_YOUR GOAL_:
Reproduce exactly the final portion of the data: every line from the one containing "Transcribe this image's" through the last line, inclusive.

_MATERIAL PROVIDED_:
>>>>>
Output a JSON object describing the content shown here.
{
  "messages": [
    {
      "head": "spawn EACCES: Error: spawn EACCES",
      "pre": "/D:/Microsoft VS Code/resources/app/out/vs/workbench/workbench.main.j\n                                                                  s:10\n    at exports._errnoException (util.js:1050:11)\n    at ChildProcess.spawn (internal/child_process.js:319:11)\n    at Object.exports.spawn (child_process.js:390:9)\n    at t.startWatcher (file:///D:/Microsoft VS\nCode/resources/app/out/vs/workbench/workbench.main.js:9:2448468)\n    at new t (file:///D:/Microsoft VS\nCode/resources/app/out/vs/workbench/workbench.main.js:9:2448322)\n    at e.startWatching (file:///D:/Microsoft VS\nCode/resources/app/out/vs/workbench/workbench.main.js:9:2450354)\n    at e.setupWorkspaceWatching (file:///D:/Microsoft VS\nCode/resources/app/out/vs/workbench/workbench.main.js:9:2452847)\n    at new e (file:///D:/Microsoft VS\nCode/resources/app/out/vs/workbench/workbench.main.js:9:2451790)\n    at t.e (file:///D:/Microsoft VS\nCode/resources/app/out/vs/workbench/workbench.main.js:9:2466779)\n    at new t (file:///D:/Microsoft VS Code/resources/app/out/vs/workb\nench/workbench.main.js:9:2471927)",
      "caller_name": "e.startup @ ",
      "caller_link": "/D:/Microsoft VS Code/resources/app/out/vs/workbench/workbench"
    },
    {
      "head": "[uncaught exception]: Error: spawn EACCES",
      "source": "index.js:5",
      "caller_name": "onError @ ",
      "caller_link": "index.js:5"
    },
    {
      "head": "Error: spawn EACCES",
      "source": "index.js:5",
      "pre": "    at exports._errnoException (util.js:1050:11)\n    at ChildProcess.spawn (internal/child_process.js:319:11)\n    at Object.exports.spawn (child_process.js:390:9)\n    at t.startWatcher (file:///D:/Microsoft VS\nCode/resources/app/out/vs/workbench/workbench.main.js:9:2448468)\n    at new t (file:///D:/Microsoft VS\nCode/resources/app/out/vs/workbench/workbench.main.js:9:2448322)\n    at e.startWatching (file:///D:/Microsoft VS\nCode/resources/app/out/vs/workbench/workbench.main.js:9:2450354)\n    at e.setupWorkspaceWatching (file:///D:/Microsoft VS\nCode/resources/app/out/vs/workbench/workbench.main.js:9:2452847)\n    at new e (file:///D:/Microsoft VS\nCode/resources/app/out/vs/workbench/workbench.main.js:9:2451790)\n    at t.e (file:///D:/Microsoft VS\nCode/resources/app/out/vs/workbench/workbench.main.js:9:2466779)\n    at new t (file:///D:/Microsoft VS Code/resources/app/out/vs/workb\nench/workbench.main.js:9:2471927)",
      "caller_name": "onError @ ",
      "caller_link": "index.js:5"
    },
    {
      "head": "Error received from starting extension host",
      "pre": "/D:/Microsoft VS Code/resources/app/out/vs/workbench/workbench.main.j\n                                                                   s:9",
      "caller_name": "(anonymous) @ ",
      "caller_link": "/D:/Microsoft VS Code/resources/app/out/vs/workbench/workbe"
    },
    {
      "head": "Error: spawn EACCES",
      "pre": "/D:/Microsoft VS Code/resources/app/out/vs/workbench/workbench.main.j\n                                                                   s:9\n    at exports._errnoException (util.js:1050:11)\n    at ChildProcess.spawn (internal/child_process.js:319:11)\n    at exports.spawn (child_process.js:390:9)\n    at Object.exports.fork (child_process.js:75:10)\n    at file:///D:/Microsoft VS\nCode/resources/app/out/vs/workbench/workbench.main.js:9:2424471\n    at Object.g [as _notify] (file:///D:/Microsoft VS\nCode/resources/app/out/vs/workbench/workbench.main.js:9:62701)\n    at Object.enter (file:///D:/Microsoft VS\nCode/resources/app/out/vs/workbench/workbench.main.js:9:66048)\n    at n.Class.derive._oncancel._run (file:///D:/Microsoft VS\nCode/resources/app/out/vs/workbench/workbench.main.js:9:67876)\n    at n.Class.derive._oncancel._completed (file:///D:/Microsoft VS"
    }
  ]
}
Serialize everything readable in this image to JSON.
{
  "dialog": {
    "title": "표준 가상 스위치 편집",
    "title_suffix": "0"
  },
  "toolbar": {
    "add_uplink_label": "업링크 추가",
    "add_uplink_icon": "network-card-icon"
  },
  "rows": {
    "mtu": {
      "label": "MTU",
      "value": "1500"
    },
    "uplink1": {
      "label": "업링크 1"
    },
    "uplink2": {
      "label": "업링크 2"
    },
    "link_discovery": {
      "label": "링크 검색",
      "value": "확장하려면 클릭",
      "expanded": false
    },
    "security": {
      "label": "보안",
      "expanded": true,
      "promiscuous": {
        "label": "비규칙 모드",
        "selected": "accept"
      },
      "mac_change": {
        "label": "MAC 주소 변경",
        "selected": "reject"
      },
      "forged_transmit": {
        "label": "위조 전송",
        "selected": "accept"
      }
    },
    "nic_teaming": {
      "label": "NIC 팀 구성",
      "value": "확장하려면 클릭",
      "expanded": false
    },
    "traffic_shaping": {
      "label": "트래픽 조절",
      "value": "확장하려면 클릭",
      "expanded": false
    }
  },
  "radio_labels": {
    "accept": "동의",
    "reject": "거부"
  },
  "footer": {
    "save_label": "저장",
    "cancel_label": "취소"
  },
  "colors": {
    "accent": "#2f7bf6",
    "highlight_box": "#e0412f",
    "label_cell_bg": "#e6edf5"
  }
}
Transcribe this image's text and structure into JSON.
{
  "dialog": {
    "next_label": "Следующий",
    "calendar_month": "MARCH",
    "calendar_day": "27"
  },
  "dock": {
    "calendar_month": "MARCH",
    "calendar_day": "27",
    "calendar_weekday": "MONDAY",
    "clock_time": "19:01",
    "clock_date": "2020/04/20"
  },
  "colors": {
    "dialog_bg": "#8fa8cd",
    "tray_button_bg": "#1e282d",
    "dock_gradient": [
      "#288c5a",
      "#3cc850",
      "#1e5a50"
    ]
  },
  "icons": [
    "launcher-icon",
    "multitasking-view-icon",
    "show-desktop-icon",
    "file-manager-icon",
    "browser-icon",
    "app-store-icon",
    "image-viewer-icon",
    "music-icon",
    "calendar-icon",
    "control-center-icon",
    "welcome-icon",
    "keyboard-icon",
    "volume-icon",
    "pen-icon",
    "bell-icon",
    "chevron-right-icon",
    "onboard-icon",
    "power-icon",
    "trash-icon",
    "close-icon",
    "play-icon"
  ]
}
<<<<<
_THE REPLY_:
Transcribe this image's text and structure into JSON.
{
  "dialog": {
    "next_label": "Следующий",
    "calendar_month": "MARCH",
    "calendar_day": "27"
  },
  "dock": {
    "calendar_month": "MARCH",
    "calendar_day": "27",
    "calendar_weekday": "MONDAY",
    "clock_time": "19:01",
    "clock_date": "2020/04/20"
  },
  "colors": {
    "dialog_bg": "#8fa8cd",
    "tray_button_bg": "#1e282d",
    "dock_gradient": [
      "#288c5a",
      "#3cc850",
      "#1e5a50"
    ]
  },
  "icons": [
    "launcher-icon",
    "multitasking-view-icon",
    "show-desktop-icon",
    "file-manager-icon",
    "browser-icon",
    "app-store-icon",
    "image-viewer-icon",
    "music-icon",
    "calendar-icon",
    "control-center-icon",
    "welcome-icon",
    "keyboard-icon",
    "volume-icon",
    "pen-icon",
    "bell-icon",
    "chevron-right-icon",
    "onboard-icon",
    "power-icon",
    "trash-icon",
    "close-icon",
    "play-icon"
  ]
}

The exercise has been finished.